EXERCISE REQUIREMENTS: Restate the listing that follows word for word, without its pictures.
━━━━━━━━━━━━━━━━━━━━━━━━━━━━━━
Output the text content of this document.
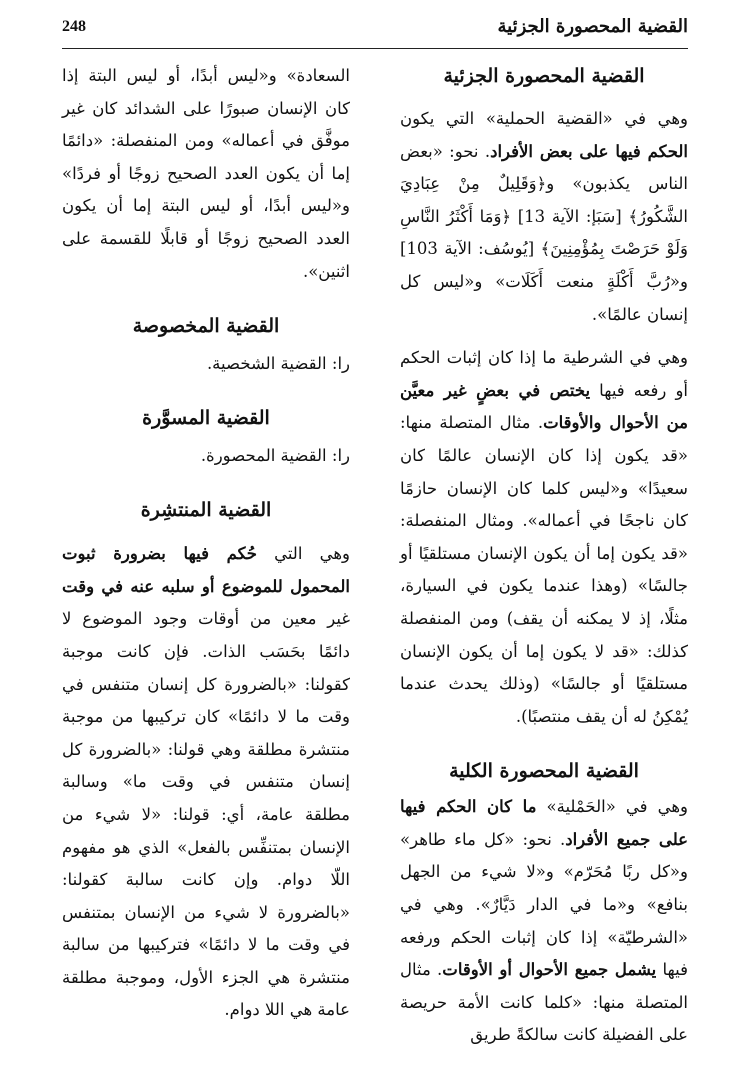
248	القضية المحصورة الجزئية

القضية المحصورة الجزئية

وهي في «القضية الحملية» التي يكون الحكم فيها على بعض الأفراد. نحو: «بعض الناس يكذبون» و﴿وَقَلِيلٌ مِنْ عِبَادِيَ الشَّكُورُ﴾ [سَبَإ: الآية 13] ﴿وَمَا أَكْثَرُ النَّاسِ وَلَوْ حَرَصْتَ بِمُؤْمِنِينَ﴾ [يُوسُف: الآية 103] و«رُبَّ أَكْلَةٍ منعت أَكَلَات» و«ليس كل إنسان عالمًا».

وهي في الشرطية ما إذا كان إثبات الحكم أو رفعه فيها يختص في بعضٍ غير معيَّن من الأحوال والأوقات. مثال المتصلة منها: «قد يكون إذا كان الإنسان عالمًا كان سعيدًا» و«ليس كلما كان الإنسان حازمًا كان ناجحًا في أعماله». ومثال المنفصلة: «قد يكون إما أن يكون الإنسان مستلقيًا أو جالسًا» (وهذا عندما يكون في السيارة، مثلًا، إذ لا يمكنه أن يقف) ومن المنفصلة كذلك: «قد لا يكون إما أن يكون الإنسان مستلقيًا أو جالسًا» (وذلك يحدث عندما يُمْكِنُ له أن يقف منتصبًا).

القضية المحصورة الكلية

وهي في «الحَمْلية» ما كان الحكم فيها على جميع الأفراد. نحو: «كل ماء طاهر» و«كل ربًا مُحَرّم» و«لا شيء من الجهل بنافع» و«ما في الدار دَيَّارٌ». وهي في «الشرطيّة» إذا كان إثبات الحكم ورفعه فيها يشمل جميع الأحوال أو الأوقات. مثال المتصلة منها: «كلما كانت الأمة حريصة على الفضيلة كانت سالكةً طريق

السعادة» و«ليس أبدًا، أو ليس البتة إذا كان الإنسان صبورًا على الشدائد كان غير موفَّق في أعماله» ومن المنفصلة: «دائمًا إما أن يكون العدد الصحيح زوجًا أو فردًا» و«ليس أبدًا، أو ليس البتة إما أن يكون العدد الصحيح زوجًا أو قابلًا للقسمة على اثنين».

القضية المخصوصة

را: القضية الشخصية.

القضية المسوَّرة

را: القضية المحصورة.

القضية المنتشِرة

وهي التي حُكم فيها بضرورة ثبوت المحمول للموضوع أو سلبه عنه في وقت غير معين من أوقات وجود الموضوع لا دائمًا بحَسَب الذات. فإن كانت موجبة كقولنا: «بالضرورة كل إنسان متنفس في وقت ما لا دائمًا» كان تركيبها من موجبة منتشرة مطلقة وهي قولنا: «بالضرورة كل إنسان متنفس في وقت ما» وسالبة مطلقة عامة، أي: قولنا: «لا شيء من الإنسان بمتنفِّس بالفعل» الذي هو مفهوم اللّا دوام. وإن كانت سالبة كقولنا: «بالضرورة لا شيء من الإنسان بمتنفس في وقت ما لا دائمًا» فتركيبها من سالبة منتشرة هي الجزء الأول، وموجبة مطلقة عامة هي اللا دوام.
━━━━━━━━━━━━━━━━━━━━━━━━━━━━━━
CORRECT RESPONSE:
Output the text content of this document.
248	القضية المحصورة الجزئية

القضية المحصورة الجزئية

وهي في «القضية الحملية» التي يكون الحكم فيها على بعض الأفراد. نحو: «بعض الناس يكذبون» و﴿وَقَلِيلٌ مِنْ عِبَادِيَ الشَّكُورُ﴾ [سَبَإ: الآية 13] ﴿وَمَا أَكْثَرُ النَّاسِ وَلَوْ حَرَصْتَ بِمُؤْمِنِينَ﴾ [يُوسُف: الآية 103] و«رُبَّ أَكْلَةٍ منعت أَكَلَات» و«ليس كل إنسان عالمًا».

وهي في الشرطية ما إذا كان إثبات الحكم أو رفعه فيها يختص في بعضٍ غير معيَّن من الأحوال والأوقات. مثال المتصلة منها: «قد يكون إذا كان الإنسان عالمًا كان سعيدًا» و«ليس كلما كان الإنسان حازمًا كان ناجحًا في أعماله». ومثال المنفصلة: «قد يكون إما أن يكون الإنسان مستلقيًا أو جالسًا» (وهذا عندما يكون في السيارة، مثلًا، إذ لا يمكنه أن يقف) ومن المنفصلة كذلك: «قد لا يكون إما أن يكون الإنسان مستلقيًا أو جالسًا» (وذلك يحدث عندما يُمْكِنُ له أن يقف منتصبًا).

القضية المحصورة الكلية

وهي في «الحَمْلية» ما كان الحكم فيها على جميع الأفراد. نحو: «كل ماء طاهر» و«كل ربًا مُحَرّم» و«لا شيء من الجهل بنافع» و«ما في الدار دَيَّارٌ». وهي في «الشرطيّة» إذا كان إثبات الحكم ورفعه فيها يشمل جميع الأحوال أو الأوقات. مثال المتصلة منها: «كلما كانت الأمة حريصة على الفضيلة كانت سالكةً طريق

السعادة» و«ليس أبدًا، أو ليس البتة إذا كان الإنسان صبورًا على الشدائد كان غير موفَّق في أعماله» ومن المنفصلة: «دائمًا إما أن يكون العدد الصحيح زوجًا أو فردًا» و«ليس أبدًا، أو ليس البتة إما أن يكون العدد الصحيح زوجًا أو قابلًا للقسمة على اثنين».

القضية المخصوصة

را: القضية الشخصية.

القضية المسوَّرة

را: القضية المحصورة.

القضية المنتشِرة

وهي التي حُكم فيها بضرورة ثبوت المحمول للموضوع أو سلبه عنه في وقت غير معين من أوقات وجود الموضوع لا دائمًا بحَسَب الذات. فإن كانت موجبة كقولنا: «بالضرورة كل إنسان متنفس في وقت ما لا دائمًا» كان تركيبها من موجبة منتشرة مطلقة وهي قولنا: «بالضرورة كل إنسان متنفس في وقت ما» وسالبة مطلقة عامة، أي: قولنا: «لا شيء من الإنسان بمتنفِّس بالفعل» الذي هو مفهوم اللّا دوام. وإن كانت سالبة كقولنا: «بالضرورة لا شيء من الإنسان بمتنفس في وقت ما لا دائمًا» فتركيبها من سالبة منتشرة هي الجزء الأول، وموجبة مطلقة عامة هي اللا دوام.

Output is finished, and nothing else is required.